━━━━━ Data to process
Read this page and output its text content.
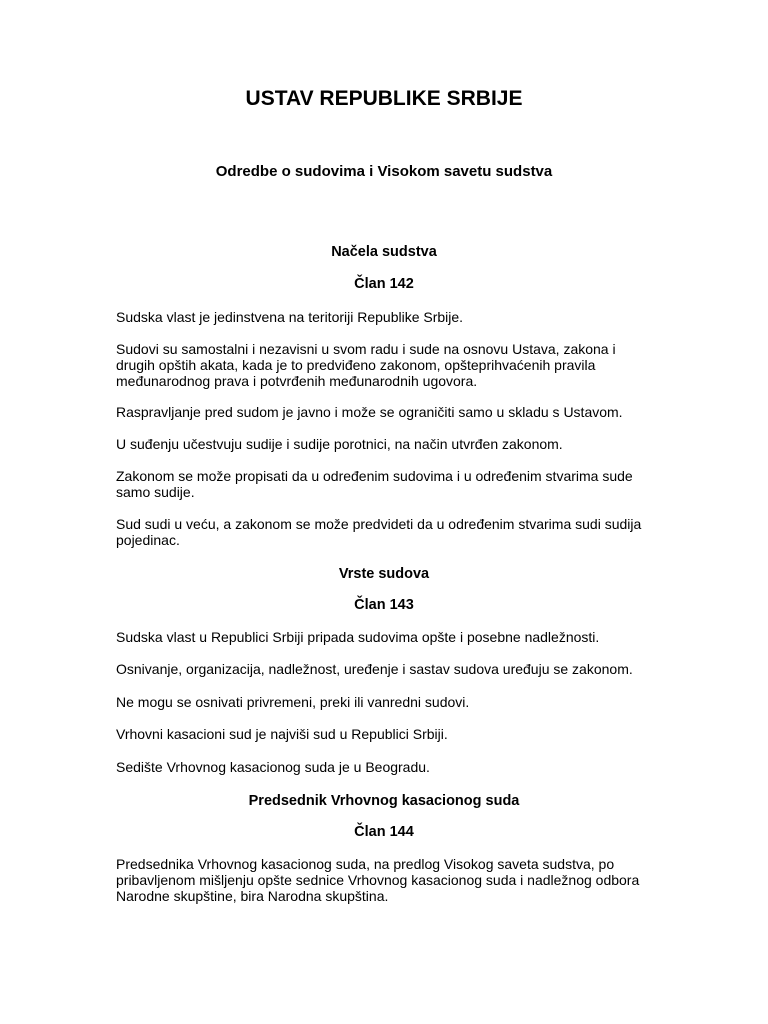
USTAV REPUBLIKE SRBIJE
Odredbe o sudovima i Visokom savetu sudstva
Načela sudstva
Član 142
Sudska vlast je jedinstvena na teritoriji Republike Srbije.
Sudovi su samostalni i nezavisni u svom radu i sude na osnovu Ustava, zakona i drugih opštih akata, kada je to predviđeno zakonom, opšteprihvaćenih pravila međunarodnog prava i potvrđenih međunarodnih ugovora.
Raspravljanje pred sudom je javno i može se ograničiti samo u skladu s Ustavom.
U suđenju učestvuju sudije i sudije porotnici, na način utvrđen zakonom.
Zakonom se može propisati da u određenim sudovima i u određenim stvarima sude samo sudije.
Sud sudi u veću, a zakonom se može predvideti da u određenim stvarima sudi sudija pojedinac.
Vrste sudova
Član 143
Sudska vlast u Republici Srbiji pripada sudovima opšte i posebne nadležnosti.
Osnivanje, organizacija, nadležnost, uređenje i sastav sudova uređuju se zakonom.
Ne mogu se osnivati privremeni, preki ili vanredni sudovi.
Vrhovni kasacioni sud je najviši sud u Republici Srbiji.
Sedište Vrhovnog kasacionog suda je u Beogradu.
Predsednik Vrhovnog kasacionog suda
Član 144
Predsednika Vrhovnog kasacionog suda, na predlog Visokog saveta sudstva, po pribavljenom mišljenju opšte sednice Vrhovnog kasacionog suda i nadležnog odbora Narodne skupštine, bira Narodna skupština.
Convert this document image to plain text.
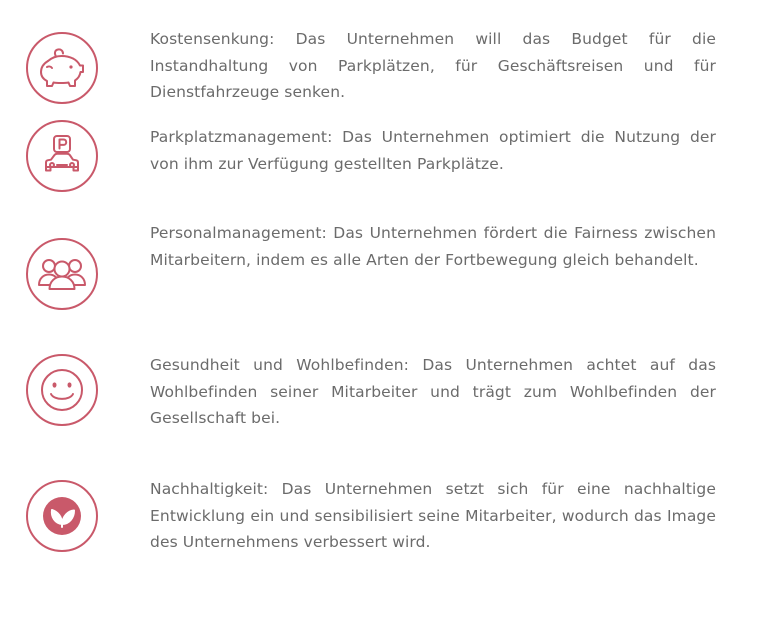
Kostensenkung: Das Unternehmen will das Budget für die Instandhaltung von Parkplätzen, für Geschäftsreisen und für Dienstfahrzeuge senken.
Parkplatzmanagement: Das Unternehmen optimiert die Nutzung der von ihm zur Verfügung gestellten Parkplätze.
Personalmanagement: Das Unternehmen fördert die Fairness zwischen Mitarbeitern, indem es alle Arten der Fortbewegung gleich behandelt.
Gesundheit und Wohlbefinden: Das Unternehmen achtet auf das Wohlbefinden seiner Mitarbeiter und trägt zum Wohlbefinden der Gesellschaft bei.
Nachhaltigkeit: Das Unternehmen setzt sich für eine nachhaltige Entwicklung ein und sensibilisiert seine Mitarbeiter, wodurch das Image des Unternehmens verbessert wird.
━━━━━━━━━━
Copy every line of the listing that contains the word "može".

- Answer to this exercise:
Raspravljanje pred sudom je javno i može se ograničiti samo u skladu s Ustavom.
Zakonom se može propisati da u određenim sudovima i u određenim stvarima sude samo sudije.
Sud sudi u veću, a zakonom se može predvideti da u određenim stvarima sudi sudija pojedinac.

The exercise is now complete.